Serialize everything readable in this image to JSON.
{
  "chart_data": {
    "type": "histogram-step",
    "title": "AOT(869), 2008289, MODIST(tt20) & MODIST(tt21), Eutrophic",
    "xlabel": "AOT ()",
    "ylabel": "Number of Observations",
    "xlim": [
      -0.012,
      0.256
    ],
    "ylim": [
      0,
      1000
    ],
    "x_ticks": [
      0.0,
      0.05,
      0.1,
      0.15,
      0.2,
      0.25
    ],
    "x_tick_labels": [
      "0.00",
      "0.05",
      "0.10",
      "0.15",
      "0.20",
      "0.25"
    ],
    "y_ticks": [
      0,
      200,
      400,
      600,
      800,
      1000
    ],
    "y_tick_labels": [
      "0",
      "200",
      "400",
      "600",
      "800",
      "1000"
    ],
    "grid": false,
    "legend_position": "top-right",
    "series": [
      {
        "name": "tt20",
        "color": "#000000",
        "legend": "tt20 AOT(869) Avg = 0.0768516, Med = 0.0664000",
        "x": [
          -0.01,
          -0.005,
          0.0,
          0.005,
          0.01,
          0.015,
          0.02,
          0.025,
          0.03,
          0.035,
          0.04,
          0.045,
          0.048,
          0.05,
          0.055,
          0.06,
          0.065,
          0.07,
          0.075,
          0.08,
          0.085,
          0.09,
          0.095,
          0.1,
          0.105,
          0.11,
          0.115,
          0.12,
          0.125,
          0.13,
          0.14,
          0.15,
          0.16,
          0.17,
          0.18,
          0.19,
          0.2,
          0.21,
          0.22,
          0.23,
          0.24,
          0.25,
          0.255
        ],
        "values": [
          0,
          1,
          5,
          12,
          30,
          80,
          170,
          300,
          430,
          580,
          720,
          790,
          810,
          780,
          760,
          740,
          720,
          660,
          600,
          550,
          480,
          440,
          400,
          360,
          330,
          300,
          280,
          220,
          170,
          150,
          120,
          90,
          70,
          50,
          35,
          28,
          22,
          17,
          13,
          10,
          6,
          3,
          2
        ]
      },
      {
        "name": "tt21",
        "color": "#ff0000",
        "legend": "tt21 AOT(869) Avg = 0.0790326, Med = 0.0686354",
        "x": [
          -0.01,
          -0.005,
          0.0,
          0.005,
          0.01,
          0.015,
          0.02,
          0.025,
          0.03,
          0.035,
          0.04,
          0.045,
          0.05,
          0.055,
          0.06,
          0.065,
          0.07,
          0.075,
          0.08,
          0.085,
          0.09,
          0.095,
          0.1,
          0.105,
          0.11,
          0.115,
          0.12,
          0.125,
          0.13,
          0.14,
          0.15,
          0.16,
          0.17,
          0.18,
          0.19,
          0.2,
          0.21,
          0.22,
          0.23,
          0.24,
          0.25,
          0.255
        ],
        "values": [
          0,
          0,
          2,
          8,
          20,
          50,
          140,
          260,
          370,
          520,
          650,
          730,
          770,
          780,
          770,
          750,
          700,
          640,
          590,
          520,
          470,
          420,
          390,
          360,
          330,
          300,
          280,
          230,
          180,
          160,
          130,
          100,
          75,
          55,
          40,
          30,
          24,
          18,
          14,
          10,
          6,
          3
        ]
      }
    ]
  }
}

..............................

#### Work instructions:
Your task is to reproduce all of the records exactly.

#### Result of this exercise:
Serialize everything readable in this image to JSON.
{
  "chart_data": {
    "type": "histogram-step",
    "title": "AOT(869), 2008289, MODIST(tt20) & MODIST(tt21), Eutrophic",
    "xlabel": "AOT ()",
    "ylabel": "Number of Observations",
    "xlim": [
      -0.012,
      0.256
    ],
    "ylim": [
      0,
      1000
    ],
    "x_ticks": [
      0.0,
      0.05,
      0.1,
      0.15,
      0.2,
      0.25
    ],
    "x_tick_labels": [
      "0.00",
      "0.05",
      "0.10",
      "0.15",
      "0.20",
      "0.25"
    ],
    "y_ticks": [
      0,
      200,
      400,
      600,
      800,
      1000
    ],
    "y_tick_labels": [
      "0",
      "200",
      "400",
      "600",
      "800",
      "1000"
    ],
    "grid": false,
    "legend_position": "top-right",
    "series": [
      {
        "name": "tt20",
        "color": "#000000",
        "legend": "tt20 AOT(869) Avg = 0.0768516, Med = 0.0664000",
        "x": [
          -0.01,
          -0.005,
          0.0,
          0.005,
          0.01,
          0.015,
          0.02,
          0.025,
          0.03,
          0.035,
          0.04,
          0.045,
          0.048,
          0.05,
          0.055,
          0.06,
          0.065,
          0.07,
          0.075,
          0.08,
          0.085,
          0.09,
          0.095,
          0.1,
          0.105,
          0.11,
          0.115,
          0.12,
          0.125,
          0.13,
          0.14,
          0.15,
          0.16,
          0.17,
          0.18,
          0.19,
          0.2,
          0.21,
          0.22,
          0.23,
          0.24,
          0.25,
          0.255
        ],
        "values": [
          0,
          1,
          5,
          12,
          30,
          80,
          170,
          300,
          430,
          580,
          720,
          790,
          810,
          780,
          760,
          740,
          720,
          660,
          600,
          550,
          480,
          440,
          400,
          360,
          330,
          300,
          280,
          220,
          170,
          150,
          120,
          90,
          70,
          50,
          35,
          28,
          22,
          17,
          13,
          10,
          6,
          3,
          2
        ]
      },
      {
        "name": "tt21",
        "color": "#ff0000",
        "legend": "tt21 AOT(869) Avg = 0.0790326, Med = 0.0686354",
        "x": [
          -0.01,
          -0.005,
          0.0,
          0.005,
          0.01,
          0.015,
          0.02,
          0.025,
          0.03,
          0.035,
          0.04,
          0.045,
          0.05,
          0.055,
          0.06,
          0.065,
          0.07,
          0.075,
          0.08,
          0.085,
          0.09,
          0.095,
          0.1,
          0.105,
          0.11,
          0.115,
          0.12,
          0.125,
          0.13,
          0.14,
          0.15,
          0.16,
          0.17,
          0.18,
          0.19,
          0.2,
          0.21,
          0.22,
          0.23,
          0.24,
          0.25,
          0.255
        ],
        "values": [
          0,
          0,
          2,
          8,
          20,
          50,
          140,
          260,
          370,
          520,
          650,
          730,
          770,
          780,
          770,
          750,
          700,
          640,
          590,
          520,
          470,
          420,
          390,
          360,
          330,
          300,
          280,
          230,
          180,
          160,
          130,
          100,
          75,
          55,
          40,
          30,
          24,
          18,
          14,
          10,
          6,
          3
        ]
      }
    ]
  }
}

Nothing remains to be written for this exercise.